==== Record extracts
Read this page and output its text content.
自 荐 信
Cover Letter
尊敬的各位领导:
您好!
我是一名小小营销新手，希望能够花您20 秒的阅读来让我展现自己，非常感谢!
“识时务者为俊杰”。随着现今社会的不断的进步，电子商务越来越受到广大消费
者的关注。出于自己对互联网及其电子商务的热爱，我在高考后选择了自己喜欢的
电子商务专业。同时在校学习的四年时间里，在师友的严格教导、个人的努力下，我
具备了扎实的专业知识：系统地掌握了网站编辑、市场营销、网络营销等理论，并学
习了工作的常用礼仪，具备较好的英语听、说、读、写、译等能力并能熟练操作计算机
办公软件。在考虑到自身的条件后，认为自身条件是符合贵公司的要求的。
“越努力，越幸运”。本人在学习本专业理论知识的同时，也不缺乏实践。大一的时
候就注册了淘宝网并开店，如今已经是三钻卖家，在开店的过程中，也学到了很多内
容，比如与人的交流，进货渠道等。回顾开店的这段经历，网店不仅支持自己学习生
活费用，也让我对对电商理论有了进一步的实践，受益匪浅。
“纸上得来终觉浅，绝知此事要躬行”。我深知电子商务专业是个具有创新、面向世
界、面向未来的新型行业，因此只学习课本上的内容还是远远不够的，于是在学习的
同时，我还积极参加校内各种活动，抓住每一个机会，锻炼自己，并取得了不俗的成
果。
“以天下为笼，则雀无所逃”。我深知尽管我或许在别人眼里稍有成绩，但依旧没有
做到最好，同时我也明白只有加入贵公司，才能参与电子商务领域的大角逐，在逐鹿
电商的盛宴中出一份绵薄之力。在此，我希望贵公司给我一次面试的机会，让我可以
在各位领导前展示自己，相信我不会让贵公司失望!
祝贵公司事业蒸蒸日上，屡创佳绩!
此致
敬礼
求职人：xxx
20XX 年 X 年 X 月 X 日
========
Restate every record exactly, leaving nothing out.

## Task answer
Read this page and output its text content.
自 荐 信
Cover Letter
尊敬的各位领导:
您好!
我是一名小小营销新手，希望能够花您20 秒的阅读来让我展现自己，非常感谢!
“识时务者为俊杰”。随着现今社会的不断的进步，电子商务越来越受到广大消费
者的关注。出于自己对互联网及其电子商务的热爱，我在高考后选择了自己喜欢的
电子商务专业。同时在校学习的四年时间里，在师友的严格教导、个人的努力下，我
具备了扎实的专业知识：系统地掌握了网站编辑、市场营销、网络营销等理论，并学
习了工作的常用礼仪，具备较好的英语听、说、读、写、译等能力并能熟练操作计算机
办公软件。在考虑到自身的条件后，认为自身条件是符合贵公司的要求的。
“越努力，越幸运”。本人在学习本专业理论知识的同时，也不缺乏实践。大一的时
候就注册了淘宝网并开店，如今已经是三钻卖家，在开店的过程中，也学到了很多内
容，比如与人的交流，进货渠道等。回顾开店的这段经历，网店不仅支持自己学习生
活费用，也让我对对电商理论有了进一步的实践，受益匪浅。
“纸上得来终觉浅，绝知此事要躬行”。我深知电子商务专业是个具有创新、面向世
界、面向未来的新型行业，因此只学习课本上的内容还是远远不够的，于是在学习的
同时，我还积极参加校内各种活动，抓住每一个机会，锻炼自己，并取得了不俗的成
果。
“以天下为笼，则雀无所逃”。我深知尽管我或许在别人眼里稍有成绩，但依旧没有
做到最好，同时我也明白只有加入贵公司，才能参与电子商务领域的大角逐，在逐鹿
电商的盛宴中出一份绵薄之力。在此，我希望贵公司给我一次面试的机会，让我可以
在各位领导前展示自己，相信我不会让贵公司失望!
祝贵公司事业蒸蒸日上，屡创佳绩!
此致
敬礼
求职人：xxx
20XX 年 X 年 X 月 X 日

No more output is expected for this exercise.